• _Stated exercise_: Copy out every line exactly, passing over the pictures.

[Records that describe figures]

## BEGIN

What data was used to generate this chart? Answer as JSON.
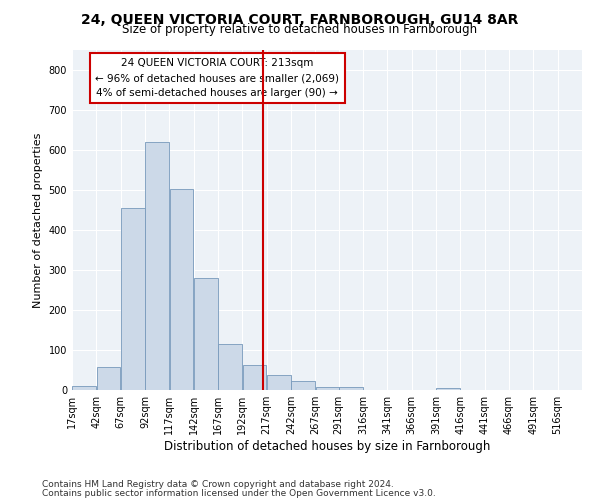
{
  "title1": "24, QUEEN VICTORIA COURT, FARNBOROUGH, GU14 8AR",
  "title2": "Size of property relative to detached houses in Farnborough",
  "xlabel": "Distribution of detached houses by size in Farnborough",
  "ylabel": "Number of detached properties",
  "bar_color": "#ccd9e8",
  "bar_edge_color": "#7799bb",
  "bins": [
    17,
    42,
    67,
    92,
    117,
    142,
    167,
    192,
    217,
    242,
    267,
    291,
    316,
    341,
    366,
    391,
    416,
    441,
    466,
    491,
    516
  ],
  "bar_heights": [
    11,
    57,
    454,
    620,
    503,
    280,
    115,
    63,
    37,
    22,
    8,
    7,
    0,
    0,
    0,
    5,
    0,
    0,
    0,
    0
  ],
  "vline_x": 213,
  "vline_color": "#cc0000",
  "annotation_line1": "24 QUEEN VICTORIA COURT: 213sqm",
  "annotation_line2": "← 96% of detached houses are smaller (2,069)",
  "annotation_line3": "4% of semi-detached houses are larger (90) →",
  "annotation_box_color": "#ffffff",
  "annotation_box_edge": "#cc0000",
  "ylim": [
    0,
    850
  ],
  "yticks": [
    0,
    100,
    200,
    300,
    400,
    500,
    600,
    700,
    800
  ],
  "tick_labels": [
    "17sqm",
    "42sqm",
    "67sqm",
    "92sqm",
    "117sqm",
    "142sqm",
    "167sqm",
    "192sqm",
    "217sqm",
    "242sqm",
    "267sqm",
    "291sqm",
    "316sqm",
    "341sqm",
    "366sqm",
    "391sqm",
    "416sqm",
    "441sqm",
    "466sqm",
    "491sqm",
    "516sqm"
  ],
  "bg_color": "#edf2f7",
  "footer1": "Contains HM Land Registry data © Crown copyright and database right 2024.",
  "footer2": "Contains public sector information licensed under the Open Government Licence v3.0.",
  "title1_fontsize": 10,
  "title2_fontsize": 8.5,
  "xlabel_fontsize": 8.5,
  "ylabel_fontsize": 8,
  "tick_fontsize": 7,
  "footer_fontsize": 6.5,
  "annotation_fontsize": 7.5
}
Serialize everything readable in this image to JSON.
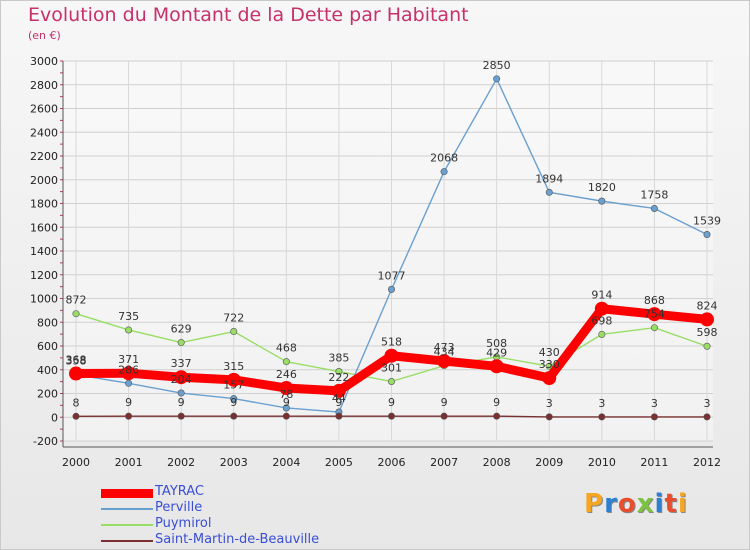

## END

• _Solution to the exercise_:
What data was used to generate this chart? Answer as JSON.
{
  "title1": "24, QUEEN VICTORIA COURT, FARNBOROUGH, GU14 8AR",
  "title2": "Size of property relative to detached houses in Farnborough",
  "xlabel": "Distribution of detached houses by size in Farnborough",
  "ylabel": "Number of detached properties",
  "bar_color": "#ccd9e8",
  "bar_edge_color": "#7799bb",
  "bins": [
    17,
    42,
    67,
    92,
    117,
    142,
    167,
    192,
    217,
    242,
    267,
    291,
    316,
    341,
    366,
    391,
    416,
    441,
    466,
    491,
    516
  ],
  "bar_heights": [
    11,
    57,
    454,
    620,
    503,
    280,
    115,
    63,
    37,
    22,
    8,
    7,
    0,
    0,
    0,
    5,
    0,
    0,
    0,
    0
  ],
  "vline_x": 213,
  "vline_color": "#cc0000",
  "annotation_line1": "24 QUEEN VICTORIA COURT: 213sqm",
  "annotation_line2": "← 96% of detached houses are smaller (2,069)",
  "annotation_line3": "4% of semi-detached houses are larger (90) →",
  "annotation_box_color": "#ffffff",
  "annotation_box_edge": "#cc0000",
  "ylim": [
    0,
    850
  ],
  "yticks": [
    0,
    100,
    200,
    300,
    400,
    500,
    600,
    700,
    800
  ],
  "tick_labels": [
    "17sqm",
    "42sqm",
    "67sqm",
    "92sqm",
    "117sqm",
    "142sqm",
    "167sqm",
    "192sqm",
    "217sqm",
    "242sqm",
    "267sqm",
    "291sqm",
    "316sqm",
    "341sqm",
    "366sqm",
    "391sqm",
    "416sqm",
    "441sqm",
    "466sqm",
    "491sqm",
    "516sqm"
  ],
  "bg_color": "#edf2f7",
  "footer1": "Contains HM Land Registry data © Crown copyright and database right 2024.",
  "footer2": "Contains public sector information licensed under the Open Government Licence v3.0.",
  "title1_fontsize": 10,
  "title2_fontsize": 8.5,
  "xlabel_fontsize": 8.5,
  "ylabel_fontsize": 8,
  "tick_fontsize": 7,
  "footer_fontsize": 6.5,
  "annotation_fontsize": 7.5
}
Serialize everything readable in this image to JSON.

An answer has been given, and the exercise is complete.